**Your goal:** Scan the data for lines with "fraccionado" and report the count by itself.

BEGIN

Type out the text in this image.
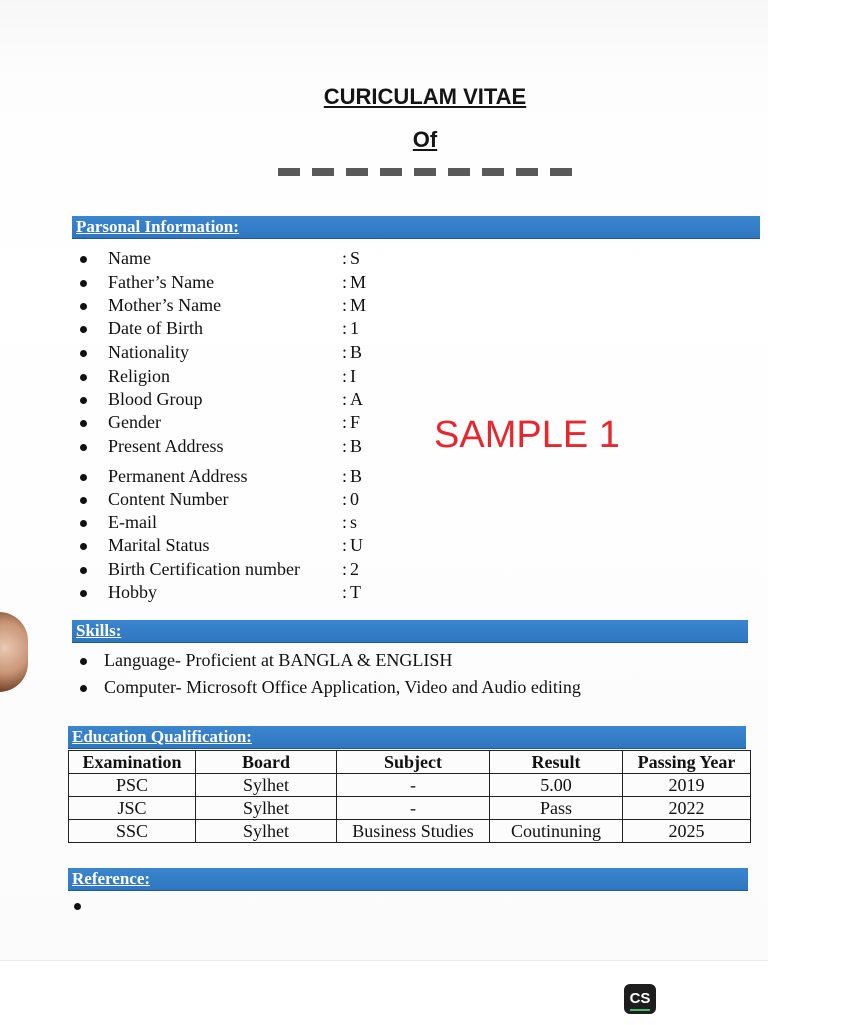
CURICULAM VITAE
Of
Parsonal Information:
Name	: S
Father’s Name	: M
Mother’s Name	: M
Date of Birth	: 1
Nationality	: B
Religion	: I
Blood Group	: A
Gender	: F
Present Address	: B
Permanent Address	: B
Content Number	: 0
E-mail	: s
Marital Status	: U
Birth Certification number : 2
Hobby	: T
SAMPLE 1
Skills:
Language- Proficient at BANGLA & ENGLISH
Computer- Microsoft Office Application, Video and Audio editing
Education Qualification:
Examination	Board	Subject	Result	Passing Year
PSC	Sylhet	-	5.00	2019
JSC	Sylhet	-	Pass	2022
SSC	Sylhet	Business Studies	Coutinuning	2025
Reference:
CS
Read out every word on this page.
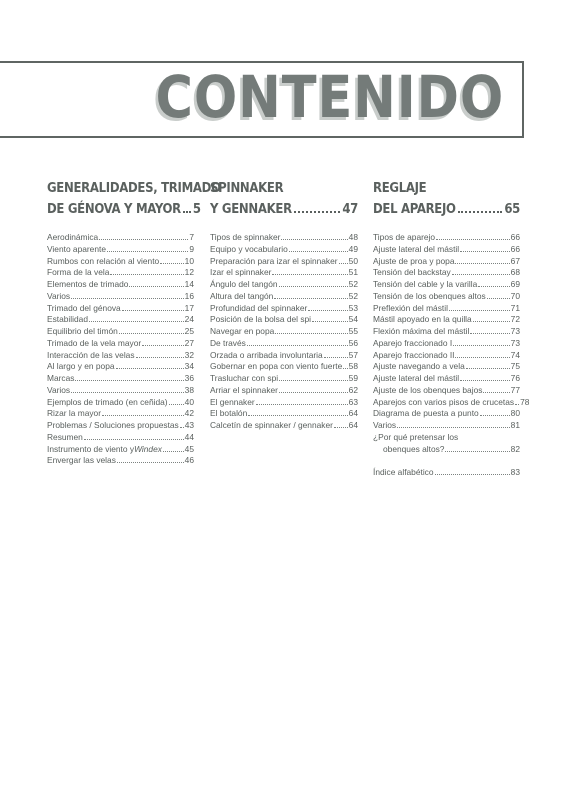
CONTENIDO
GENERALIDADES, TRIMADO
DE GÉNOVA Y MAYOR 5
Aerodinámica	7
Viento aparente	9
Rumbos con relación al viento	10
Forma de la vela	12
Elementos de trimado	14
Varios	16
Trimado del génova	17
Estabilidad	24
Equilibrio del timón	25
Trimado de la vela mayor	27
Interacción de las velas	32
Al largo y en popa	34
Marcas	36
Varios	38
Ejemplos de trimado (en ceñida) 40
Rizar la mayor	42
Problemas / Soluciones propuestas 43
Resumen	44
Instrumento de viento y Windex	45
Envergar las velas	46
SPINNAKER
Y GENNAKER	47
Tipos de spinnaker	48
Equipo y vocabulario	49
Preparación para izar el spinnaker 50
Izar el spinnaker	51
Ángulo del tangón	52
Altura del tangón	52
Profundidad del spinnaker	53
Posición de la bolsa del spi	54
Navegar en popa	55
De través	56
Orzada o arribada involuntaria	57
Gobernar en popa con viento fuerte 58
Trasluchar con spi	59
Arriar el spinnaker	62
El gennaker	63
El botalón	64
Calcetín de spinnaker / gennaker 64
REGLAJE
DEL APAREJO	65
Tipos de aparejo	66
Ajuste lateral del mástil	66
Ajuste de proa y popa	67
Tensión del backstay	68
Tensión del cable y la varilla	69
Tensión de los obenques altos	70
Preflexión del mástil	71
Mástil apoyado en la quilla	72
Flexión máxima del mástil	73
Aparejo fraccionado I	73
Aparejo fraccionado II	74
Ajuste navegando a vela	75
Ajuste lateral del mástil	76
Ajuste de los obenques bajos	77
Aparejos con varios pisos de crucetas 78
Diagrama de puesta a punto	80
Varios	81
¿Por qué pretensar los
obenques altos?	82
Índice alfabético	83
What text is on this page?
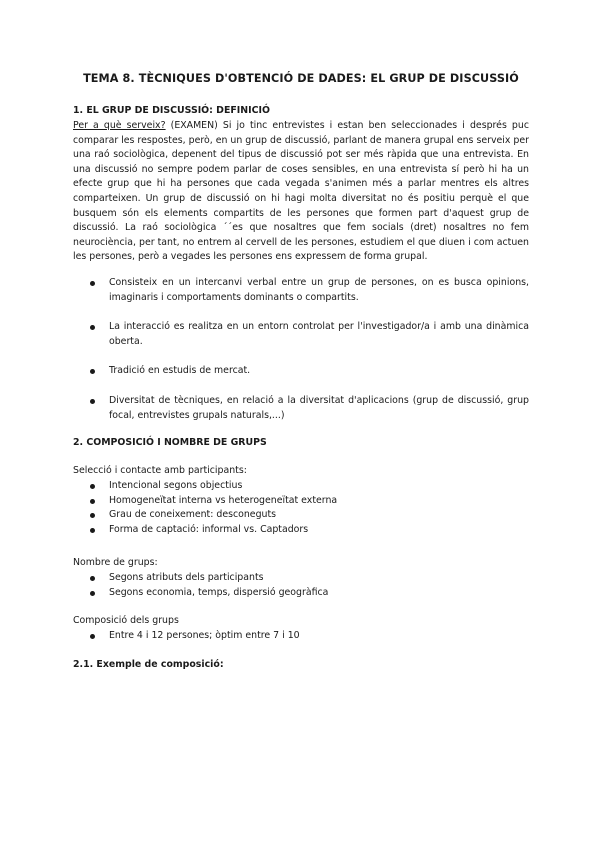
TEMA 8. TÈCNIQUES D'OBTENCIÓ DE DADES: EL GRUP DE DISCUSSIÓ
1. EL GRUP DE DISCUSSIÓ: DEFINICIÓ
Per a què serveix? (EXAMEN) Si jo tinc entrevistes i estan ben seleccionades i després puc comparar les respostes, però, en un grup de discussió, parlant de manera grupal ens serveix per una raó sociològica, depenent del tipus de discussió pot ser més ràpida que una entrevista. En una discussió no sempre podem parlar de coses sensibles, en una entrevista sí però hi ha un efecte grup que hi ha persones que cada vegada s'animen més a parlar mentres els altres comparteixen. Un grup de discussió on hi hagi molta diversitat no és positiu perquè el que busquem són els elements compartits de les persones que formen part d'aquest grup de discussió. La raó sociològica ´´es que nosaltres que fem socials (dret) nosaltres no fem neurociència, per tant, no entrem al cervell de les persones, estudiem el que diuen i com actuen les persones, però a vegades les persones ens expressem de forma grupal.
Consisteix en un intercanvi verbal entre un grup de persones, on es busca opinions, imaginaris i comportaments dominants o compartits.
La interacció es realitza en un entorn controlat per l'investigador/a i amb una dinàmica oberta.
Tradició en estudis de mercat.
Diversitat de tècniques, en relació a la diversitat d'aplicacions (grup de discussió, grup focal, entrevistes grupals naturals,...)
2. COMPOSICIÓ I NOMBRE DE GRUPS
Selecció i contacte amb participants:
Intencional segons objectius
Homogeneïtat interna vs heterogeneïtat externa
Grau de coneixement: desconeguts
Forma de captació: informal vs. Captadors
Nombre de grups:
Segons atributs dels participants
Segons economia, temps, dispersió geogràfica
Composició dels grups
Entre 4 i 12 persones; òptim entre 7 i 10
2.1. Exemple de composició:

END

**Exercise response:** 2